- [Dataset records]

************

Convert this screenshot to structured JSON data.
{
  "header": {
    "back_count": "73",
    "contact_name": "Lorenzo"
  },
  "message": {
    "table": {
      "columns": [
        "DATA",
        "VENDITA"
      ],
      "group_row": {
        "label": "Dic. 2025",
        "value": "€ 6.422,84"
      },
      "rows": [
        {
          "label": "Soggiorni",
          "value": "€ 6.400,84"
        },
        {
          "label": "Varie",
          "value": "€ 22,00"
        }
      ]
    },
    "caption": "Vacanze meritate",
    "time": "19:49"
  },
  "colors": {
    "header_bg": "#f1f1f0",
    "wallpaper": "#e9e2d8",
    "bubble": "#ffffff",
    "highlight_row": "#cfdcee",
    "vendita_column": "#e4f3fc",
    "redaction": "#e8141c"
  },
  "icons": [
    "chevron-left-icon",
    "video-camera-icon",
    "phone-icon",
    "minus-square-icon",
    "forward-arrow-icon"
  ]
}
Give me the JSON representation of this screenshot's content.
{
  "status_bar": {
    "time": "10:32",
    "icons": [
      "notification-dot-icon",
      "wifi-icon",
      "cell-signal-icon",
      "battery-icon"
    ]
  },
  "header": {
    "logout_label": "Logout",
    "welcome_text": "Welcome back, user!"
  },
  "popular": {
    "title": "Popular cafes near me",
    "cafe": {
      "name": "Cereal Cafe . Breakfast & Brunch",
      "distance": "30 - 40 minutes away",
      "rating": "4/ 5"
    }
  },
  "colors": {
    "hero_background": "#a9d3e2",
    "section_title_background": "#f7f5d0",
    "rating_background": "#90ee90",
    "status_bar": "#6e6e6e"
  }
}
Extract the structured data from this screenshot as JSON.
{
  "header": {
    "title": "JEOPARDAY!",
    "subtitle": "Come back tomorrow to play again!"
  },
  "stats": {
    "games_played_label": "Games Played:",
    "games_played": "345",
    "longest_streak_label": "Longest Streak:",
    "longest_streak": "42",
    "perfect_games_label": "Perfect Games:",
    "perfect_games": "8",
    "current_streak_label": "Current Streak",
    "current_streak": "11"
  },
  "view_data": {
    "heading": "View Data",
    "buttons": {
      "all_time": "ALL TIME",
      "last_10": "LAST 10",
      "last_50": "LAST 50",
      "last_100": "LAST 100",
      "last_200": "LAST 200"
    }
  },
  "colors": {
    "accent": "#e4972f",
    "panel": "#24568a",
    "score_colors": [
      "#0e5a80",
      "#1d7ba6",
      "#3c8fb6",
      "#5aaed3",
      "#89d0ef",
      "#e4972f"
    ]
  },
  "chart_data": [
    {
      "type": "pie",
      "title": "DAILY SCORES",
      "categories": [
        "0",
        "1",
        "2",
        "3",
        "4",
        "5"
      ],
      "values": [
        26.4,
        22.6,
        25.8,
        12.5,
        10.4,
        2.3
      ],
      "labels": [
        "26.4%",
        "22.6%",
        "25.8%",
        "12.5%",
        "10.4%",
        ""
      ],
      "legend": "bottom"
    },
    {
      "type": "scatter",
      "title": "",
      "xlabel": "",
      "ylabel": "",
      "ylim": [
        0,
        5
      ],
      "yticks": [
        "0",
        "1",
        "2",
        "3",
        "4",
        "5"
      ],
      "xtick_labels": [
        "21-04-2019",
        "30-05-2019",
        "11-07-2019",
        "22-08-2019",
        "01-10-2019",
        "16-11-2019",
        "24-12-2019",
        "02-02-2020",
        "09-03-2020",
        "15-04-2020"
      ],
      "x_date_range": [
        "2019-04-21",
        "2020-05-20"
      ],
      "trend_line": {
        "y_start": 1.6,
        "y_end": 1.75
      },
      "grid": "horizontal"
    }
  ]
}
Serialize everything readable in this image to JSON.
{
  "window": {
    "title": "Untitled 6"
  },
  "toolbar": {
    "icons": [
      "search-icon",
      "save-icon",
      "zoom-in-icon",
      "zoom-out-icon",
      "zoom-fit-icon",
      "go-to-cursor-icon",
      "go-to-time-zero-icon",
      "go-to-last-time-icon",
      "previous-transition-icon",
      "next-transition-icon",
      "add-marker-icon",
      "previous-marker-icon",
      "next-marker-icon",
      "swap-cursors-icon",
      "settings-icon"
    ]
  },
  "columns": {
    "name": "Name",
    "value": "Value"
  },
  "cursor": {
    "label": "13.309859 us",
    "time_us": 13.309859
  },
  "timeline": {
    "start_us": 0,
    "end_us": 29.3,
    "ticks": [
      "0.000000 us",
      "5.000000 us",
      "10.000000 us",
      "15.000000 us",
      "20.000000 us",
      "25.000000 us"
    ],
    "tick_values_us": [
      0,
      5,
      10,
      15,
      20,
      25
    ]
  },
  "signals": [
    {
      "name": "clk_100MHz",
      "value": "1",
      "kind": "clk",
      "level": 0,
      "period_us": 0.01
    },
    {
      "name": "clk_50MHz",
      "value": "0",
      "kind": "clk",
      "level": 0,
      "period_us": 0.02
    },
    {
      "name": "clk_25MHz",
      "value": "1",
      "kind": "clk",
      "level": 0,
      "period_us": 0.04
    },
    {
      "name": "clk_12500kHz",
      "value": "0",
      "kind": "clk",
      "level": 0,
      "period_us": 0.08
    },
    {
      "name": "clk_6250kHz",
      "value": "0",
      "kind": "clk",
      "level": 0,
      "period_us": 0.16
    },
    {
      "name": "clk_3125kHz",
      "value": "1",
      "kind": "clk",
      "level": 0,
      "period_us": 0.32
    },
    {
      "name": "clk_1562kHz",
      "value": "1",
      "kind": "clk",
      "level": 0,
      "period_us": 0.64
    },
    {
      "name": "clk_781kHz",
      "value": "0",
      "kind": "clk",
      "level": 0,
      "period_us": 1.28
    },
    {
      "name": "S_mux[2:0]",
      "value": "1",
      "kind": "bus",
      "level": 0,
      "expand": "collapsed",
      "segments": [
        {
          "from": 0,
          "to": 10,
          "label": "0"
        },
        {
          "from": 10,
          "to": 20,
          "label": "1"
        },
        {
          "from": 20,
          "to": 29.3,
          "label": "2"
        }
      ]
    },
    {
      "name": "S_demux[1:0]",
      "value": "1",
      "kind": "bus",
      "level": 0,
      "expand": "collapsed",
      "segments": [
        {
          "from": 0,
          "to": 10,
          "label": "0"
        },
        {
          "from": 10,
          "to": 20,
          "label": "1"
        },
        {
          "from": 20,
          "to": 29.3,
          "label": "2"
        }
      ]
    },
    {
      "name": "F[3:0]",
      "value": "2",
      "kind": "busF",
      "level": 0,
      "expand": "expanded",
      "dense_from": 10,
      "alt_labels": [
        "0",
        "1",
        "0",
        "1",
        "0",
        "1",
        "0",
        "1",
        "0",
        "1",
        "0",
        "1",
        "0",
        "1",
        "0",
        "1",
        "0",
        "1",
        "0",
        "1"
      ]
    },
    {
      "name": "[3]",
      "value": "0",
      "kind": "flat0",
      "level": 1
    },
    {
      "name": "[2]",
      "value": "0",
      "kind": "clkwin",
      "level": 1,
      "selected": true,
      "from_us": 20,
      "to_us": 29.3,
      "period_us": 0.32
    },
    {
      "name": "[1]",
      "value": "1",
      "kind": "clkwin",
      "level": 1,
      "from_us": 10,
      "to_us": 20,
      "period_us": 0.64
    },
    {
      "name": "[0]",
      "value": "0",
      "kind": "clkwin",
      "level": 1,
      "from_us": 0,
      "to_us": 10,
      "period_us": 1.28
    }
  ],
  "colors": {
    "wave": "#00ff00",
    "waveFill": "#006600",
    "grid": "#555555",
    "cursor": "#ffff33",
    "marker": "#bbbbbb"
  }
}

************

- [Exercise description]
Pick out the lines above containing the word "structured", then copy them.

- [Output of the exercise]
Convert this screenshot to structured JSON data.
Extract the structured data from this screenshot as JSON.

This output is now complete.